─── ENTRIES SHOWN

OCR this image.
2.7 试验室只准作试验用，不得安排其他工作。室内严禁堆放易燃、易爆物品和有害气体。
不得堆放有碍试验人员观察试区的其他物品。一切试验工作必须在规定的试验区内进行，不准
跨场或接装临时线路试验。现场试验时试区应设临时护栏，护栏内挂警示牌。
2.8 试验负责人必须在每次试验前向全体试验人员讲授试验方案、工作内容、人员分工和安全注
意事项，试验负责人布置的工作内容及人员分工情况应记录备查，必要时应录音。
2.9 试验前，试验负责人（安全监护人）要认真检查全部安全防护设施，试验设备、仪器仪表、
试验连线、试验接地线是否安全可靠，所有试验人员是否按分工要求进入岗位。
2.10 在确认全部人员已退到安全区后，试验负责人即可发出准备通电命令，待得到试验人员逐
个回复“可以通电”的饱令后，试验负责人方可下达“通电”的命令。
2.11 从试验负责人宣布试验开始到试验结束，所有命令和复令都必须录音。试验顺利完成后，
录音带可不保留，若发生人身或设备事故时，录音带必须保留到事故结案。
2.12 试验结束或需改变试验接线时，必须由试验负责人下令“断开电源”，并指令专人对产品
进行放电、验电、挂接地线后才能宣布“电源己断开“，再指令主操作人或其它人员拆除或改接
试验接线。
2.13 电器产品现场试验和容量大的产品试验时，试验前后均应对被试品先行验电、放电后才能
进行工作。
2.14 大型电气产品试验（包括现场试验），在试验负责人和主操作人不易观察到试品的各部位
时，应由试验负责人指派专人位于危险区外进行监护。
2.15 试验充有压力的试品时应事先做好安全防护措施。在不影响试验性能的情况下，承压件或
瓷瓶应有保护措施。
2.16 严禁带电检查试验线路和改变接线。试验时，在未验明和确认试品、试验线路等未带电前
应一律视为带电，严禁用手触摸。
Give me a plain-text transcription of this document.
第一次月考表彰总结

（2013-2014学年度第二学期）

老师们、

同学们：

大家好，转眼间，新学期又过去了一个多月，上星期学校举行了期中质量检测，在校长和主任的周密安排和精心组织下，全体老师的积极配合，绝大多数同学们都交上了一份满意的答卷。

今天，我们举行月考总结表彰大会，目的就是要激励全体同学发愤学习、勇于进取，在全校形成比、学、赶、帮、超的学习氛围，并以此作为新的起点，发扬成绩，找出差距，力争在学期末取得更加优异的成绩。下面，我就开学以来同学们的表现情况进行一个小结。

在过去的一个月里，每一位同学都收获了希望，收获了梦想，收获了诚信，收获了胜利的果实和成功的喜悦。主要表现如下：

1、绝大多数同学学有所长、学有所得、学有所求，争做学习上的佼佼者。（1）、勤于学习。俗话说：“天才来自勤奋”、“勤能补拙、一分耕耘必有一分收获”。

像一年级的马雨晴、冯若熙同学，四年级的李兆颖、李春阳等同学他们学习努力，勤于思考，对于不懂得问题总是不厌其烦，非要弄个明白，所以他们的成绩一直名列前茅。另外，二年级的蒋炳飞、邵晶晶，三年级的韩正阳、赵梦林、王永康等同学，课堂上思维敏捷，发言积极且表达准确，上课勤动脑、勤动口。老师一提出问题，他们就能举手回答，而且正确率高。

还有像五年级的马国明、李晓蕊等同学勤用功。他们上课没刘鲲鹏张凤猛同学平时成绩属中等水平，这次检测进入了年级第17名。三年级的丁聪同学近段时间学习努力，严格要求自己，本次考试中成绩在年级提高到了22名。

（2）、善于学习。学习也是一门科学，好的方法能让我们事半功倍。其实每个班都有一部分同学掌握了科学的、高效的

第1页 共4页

──────

## WORK REQUIRED
Looking at the records above, work out how many lines include the string "this". Give the number and nothing else.

## ANSWER TO THE EXERCISE
2